■ **REQUEST**:
Each entry should be quoted word for word, including every mark of punctuation.

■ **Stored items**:
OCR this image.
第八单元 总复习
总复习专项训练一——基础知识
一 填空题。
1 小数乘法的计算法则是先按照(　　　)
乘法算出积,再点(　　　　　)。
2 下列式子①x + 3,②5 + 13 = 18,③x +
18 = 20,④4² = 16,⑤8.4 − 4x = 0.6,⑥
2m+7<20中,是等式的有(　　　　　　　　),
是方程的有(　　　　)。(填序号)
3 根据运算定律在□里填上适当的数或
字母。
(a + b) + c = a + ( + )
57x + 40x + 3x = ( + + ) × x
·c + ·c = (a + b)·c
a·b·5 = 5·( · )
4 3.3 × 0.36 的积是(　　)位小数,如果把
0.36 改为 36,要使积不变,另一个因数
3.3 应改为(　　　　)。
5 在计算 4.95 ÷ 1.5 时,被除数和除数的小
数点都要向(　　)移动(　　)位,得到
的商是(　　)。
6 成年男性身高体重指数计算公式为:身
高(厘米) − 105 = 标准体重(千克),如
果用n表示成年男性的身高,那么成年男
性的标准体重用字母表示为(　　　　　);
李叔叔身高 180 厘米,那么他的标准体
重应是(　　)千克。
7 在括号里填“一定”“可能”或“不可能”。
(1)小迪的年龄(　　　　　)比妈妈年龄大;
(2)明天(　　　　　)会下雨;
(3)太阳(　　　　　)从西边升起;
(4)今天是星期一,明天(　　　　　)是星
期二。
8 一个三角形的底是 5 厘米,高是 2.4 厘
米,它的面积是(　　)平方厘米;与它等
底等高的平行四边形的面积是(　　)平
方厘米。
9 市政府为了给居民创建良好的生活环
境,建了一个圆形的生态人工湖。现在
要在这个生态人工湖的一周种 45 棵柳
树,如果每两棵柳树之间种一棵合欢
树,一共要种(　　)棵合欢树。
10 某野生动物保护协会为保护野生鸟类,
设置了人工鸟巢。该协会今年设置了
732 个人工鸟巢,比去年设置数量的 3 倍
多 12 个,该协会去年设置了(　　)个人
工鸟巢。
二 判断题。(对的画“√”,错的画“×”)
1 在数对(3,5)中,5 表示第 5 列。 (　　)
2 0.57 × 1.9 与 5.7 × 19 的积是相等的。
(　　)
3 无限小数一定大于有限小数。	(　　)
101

■ **COMPLETE OUTPUT**:
OCR this image.
第八单元 总复习
总复习专项训练一——基础知识
一 填空题。
1 小数乘法的计算法则是先按照(　　　)
乘法算出积,再点(　　　　　)。
2 下列式子①x + 3,②5 + 13 = 18,③x +
18 = 20,④4² = 16,⑤8.4 − 4x = 0.6,⑥
2m+7<20中,是等式的有(　　　　　　　　),
是方程的有(　　　　)。(填序号)
3 根据运算定律在□里填上适当的数或
字母。
(a + b) + c = a + ( + )
57x + 40x + 3x = ( + + ) × x
·c + ·c = (a + b)·c
a·b·5 = 5·( · )
4 3.3 × 0.36 的积是(　　)位小数,如果把
0.36 改为 36,要使积不变,另一个因数
3.3 应改为(　　　　)。
5 在计算 4.95 ÷ 1.5 时,被除数和除数的小
数点都要向(　　)移动(　　)位,得到
的商是(　　)。
6 成年男性身高体重指数计算公式为:身
高(厘米) − 105 = 标准体重(千克),如
果用n表示成年男性的身高,那么成年男
性的标准体重用字母表示为(　　　　　);
李叔叔身高 180 厘米,那么他的标准体
重应是(　　)千克。
7 在括号里填“一定”“可能”或“不可能”。
(1)小迪的年龄(　　　　　)比妈妈年龄大;
(2)明天(　　　　　)会下雨;
(3)太阳(　　　　　)从西边升起;
(4)今天是星期一,明天(　　　　　)是星
期二。
8 一个三角形的底是 5 厘米,高是 2.4 厘
米,它的面积是(　　)平方厘米;与它等
底等高的平行四边形的面积是(　　)平
方厘米。
9 市政府为了给居民创建良好的生活环
境,建了一个圆形的生态人工湖。现在
要在这个生态人工湖的一周种 45 棵柳
树,如果每两棵柳树之间种一棵合欢
树,一共要种(　　)棵合欢树。
10 某野生动物保护协会为保护野生鸟类,
设置了人工鸟巢。该协会今年设置了
732 个人工鸟巢,比去年设置数量的 3 倍
多 12 个,该协会去年设置了(　　)个人
工鸟巢。
二 判断题。(对的画“√”,错的画“×”)
1 在数对(3,5)中,5 表示第 5 列。 (　　)
2 0.57 × 1.9 与 5.7 × 19 的积是相等的。
(　　)
3 无限小数一定大于有限小数。	(　　)
101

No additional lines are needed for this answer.